Exactly as written, please set down all of the entries again, with no pictures.

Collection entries
* * * * * * *

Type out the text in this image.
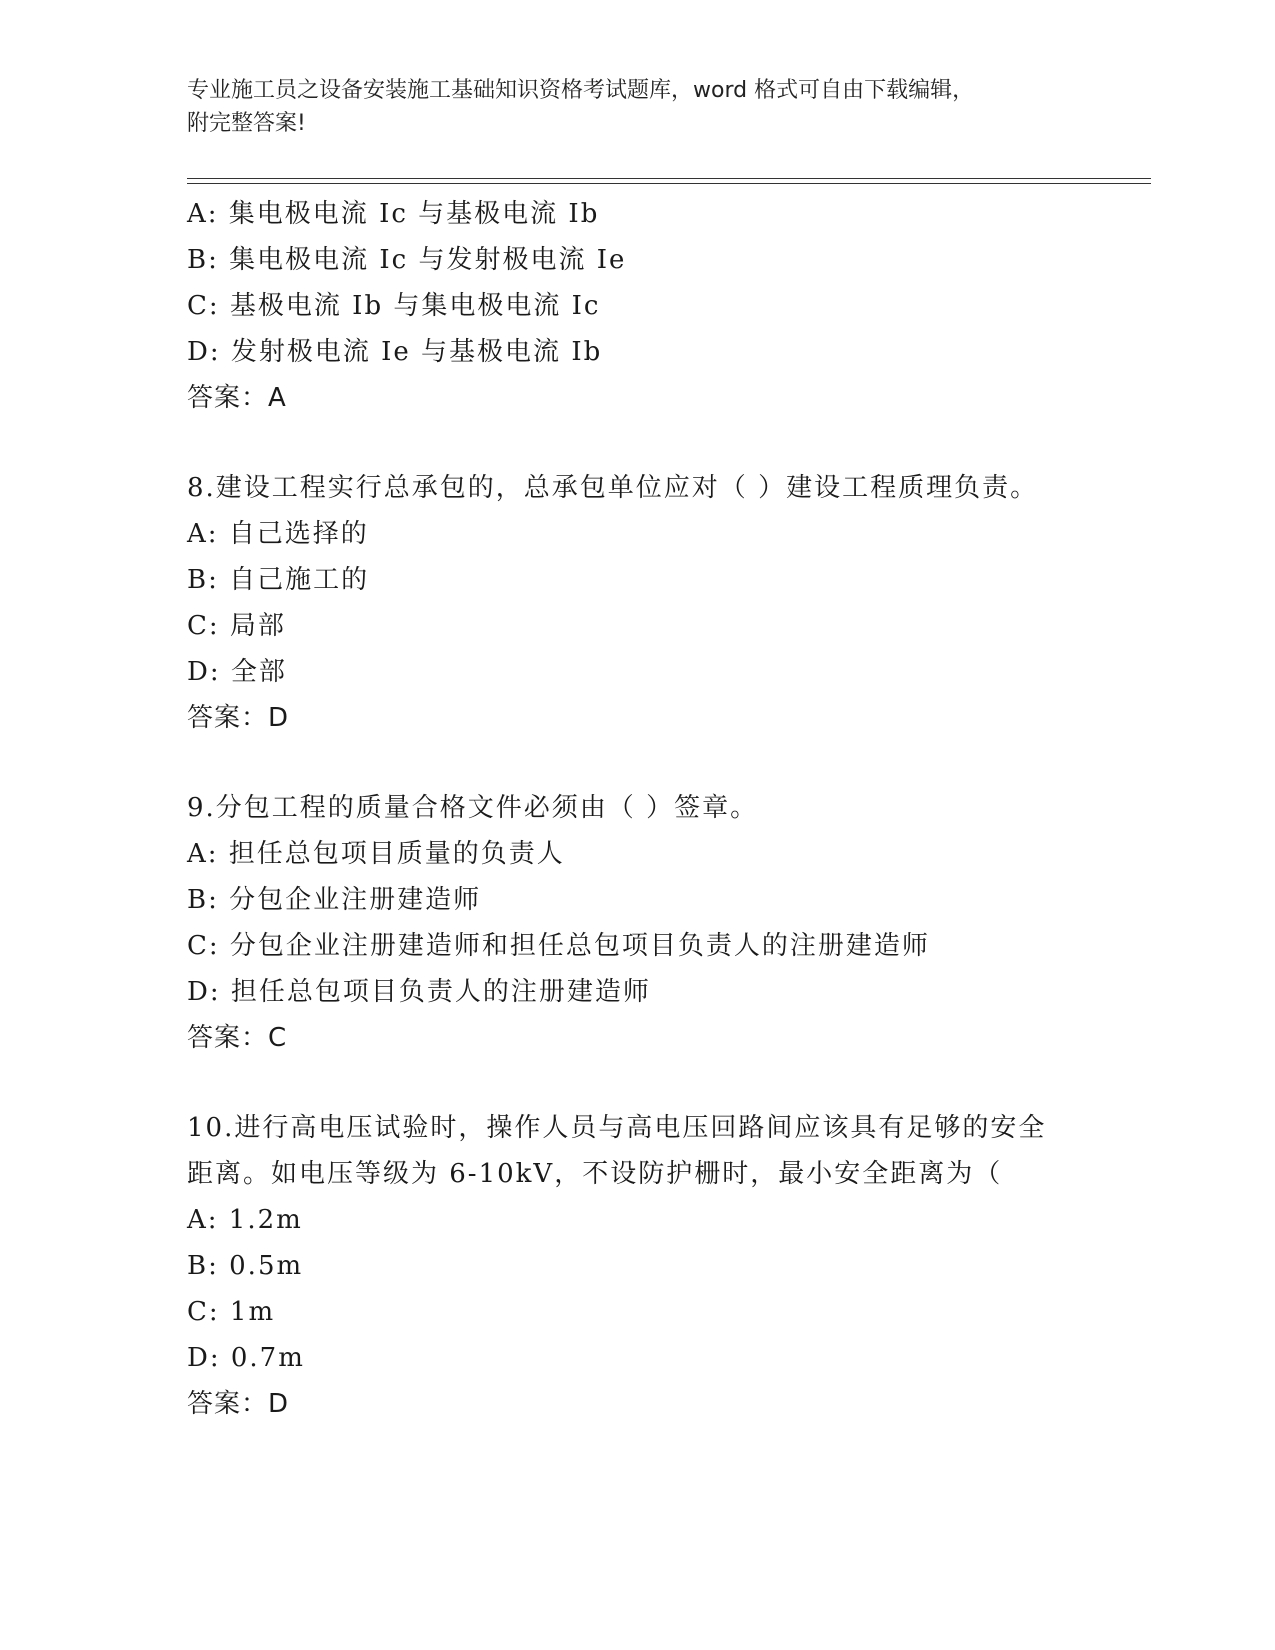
专业施工员之设备安装施工基础知识资格考试题库，word 格式可自由下载编辑，
附完整答案!
A: 集电极电流 Ic 与基极电流 Ib
B: 集电极电流 Ic 与发射极电流 Ie
C: 基极电流 Ib 与集电极电流 Ic
D: 发射极电流 Ie 与基极电流 Ib
答案：A
8.建设工程实行总承包的，总承包单位应对（ ）建设工程质理负责。
A: 自己选择的
B: 自己施工的
C: 局部
D: 全部
答案：D
9.分包工程的质量合格文件必须由（ ）签章。
A: 担任总包项目质量的负责人
B: 分包企业注册建造师
C: 分包企业注册建造师和担任总包项目负责人的注册建造师
D: 担任总包项目负责人的注册建造师
答案：C
10.进行高电压试验时，操作人员与高电压回路间应该具有足够的安全
距离。如电压等级为 6-10kV，不设防护栅时，最小安全距离为（
A: 1.2m
B: 0.5m
C: 1m
D: 0.7m
答案：D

* * * * * * *

### RESPONSE BELOW
Type out the text in this image.
专业施工员之设备安装施工基础知识资格考试题库，word 格式可自由下载编辑，
附完整答案!
A: 集电极电流 Ic 与基极电流 Ib
B: 集电极电流 Ic 与发射极电流 Ie
C: 基极电流 Ib 与集电极电流 Ic
D: 发射极电流 Ie 与基极电流 Ib
答案：A
8.建设工程实行总承包的，总承包单位应对（ ）建设工程质理负责。
A: 自己选择的
B: 自己施工的
C: 局部
D: 全部
答案：D
9.分包工程的质量合格文件必须由（ ）签章。
A: 担任总包项目质量的负责人
B: 分包企业注册建造师
C: 分包企业注册建造师和担任总包项目负责人的注册建造师
D: 担任总包项目负责人的注册建造师
答案：C
10.进行高电压试验时，操作人员与高电压回路间应该具有足够的安全
距离。如电压等级为 6-10kV，不设防护栅时，最小安全距离为（
A: 1.2m
B: 0.5m
C: 1m
D: 0.7m
答案：D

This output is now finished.